§ **Aim of the task**:
Report, as a bare number, how many lines of the material below contain the word "this".

**** Data to process ****

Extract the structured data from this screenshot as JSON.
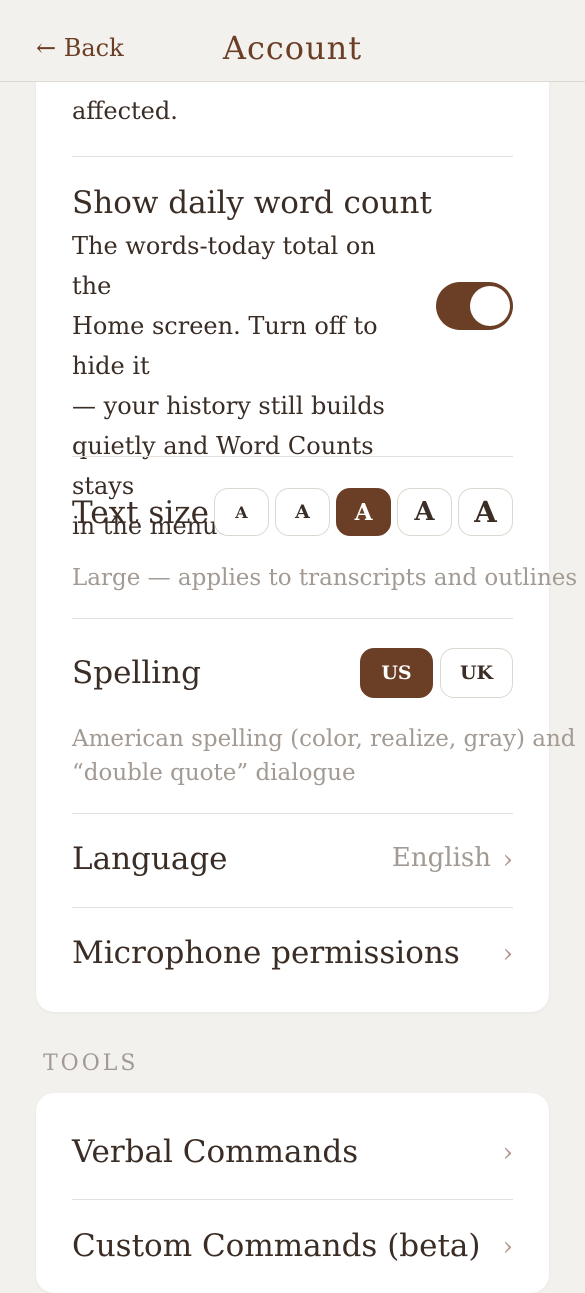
{
  "header": {
    "back_label": "← Back",
    "title": "Account"
  },
  "account": {
    "prev_desc_tail": "affected.",
    "daily_word_count": {
      "title": "Show daily word count",
      "description_lines": [
        "The words-today total on the",
        "Home screen. Turn off to hide it",
        "— your history still builds",
        "quietly and Word Counts stays",
        "in the menu."
      ],
      "enabled": true
    },
    "text_size": {
      "title": "Text size",
      "options": [
        "A",
        "A",
        "A",
        "A",
        "A"
      ],
      "selected_index": 2,
      "caption": "Large — applies to transcripts and outlines"
    },
    "spelling": {
      "title": "Spelling",
      "options": [
        "US",
        "UK"
      ],
      "selected": "US",
      "caption_lines": [
        "American spelling (color, realize, gray) and",
        "“double quote” dialogue"
      ]
    },
    "language": {
      "title": "Language",
      "value": "English",
      "chevron": "›"
    },
    "microphone": {
      "title": "Microphone permissions",
      "chevron": "›"
    }
  },
  "tools": {
    "section_label": "TOOLS",
    "items": [
      {
        "label": "Verbal Commands",
        "chevron": "›"
      },
      {
        "label": "Custom Commands (beta)",
        "chevron": "›"
      }
    ]
  },
  "colors": {
    "accent": "#6b3e26",
    "background": "#f3f1ed",
    "muted_text": "#a29a93"
  }
}
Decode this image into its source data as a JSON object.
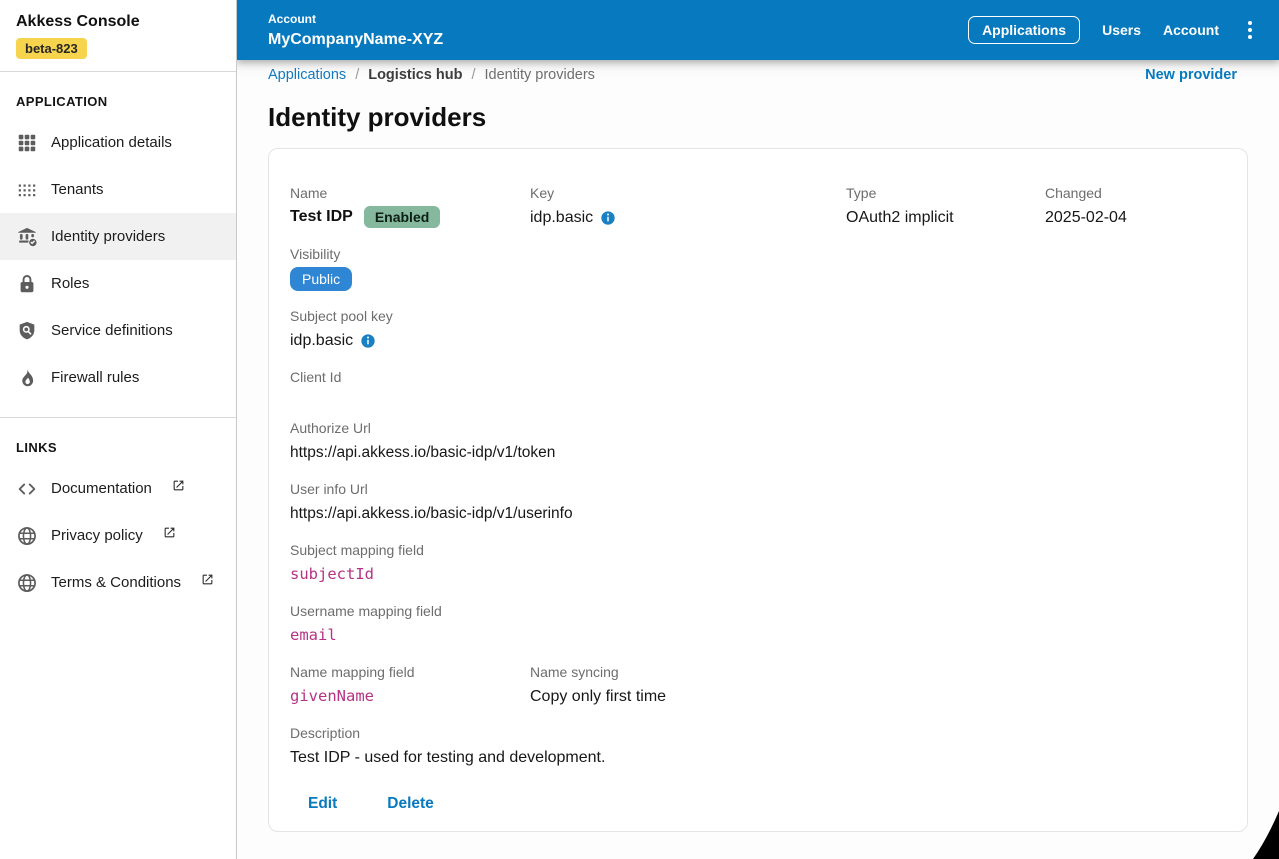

****

§ **Completed task**:
2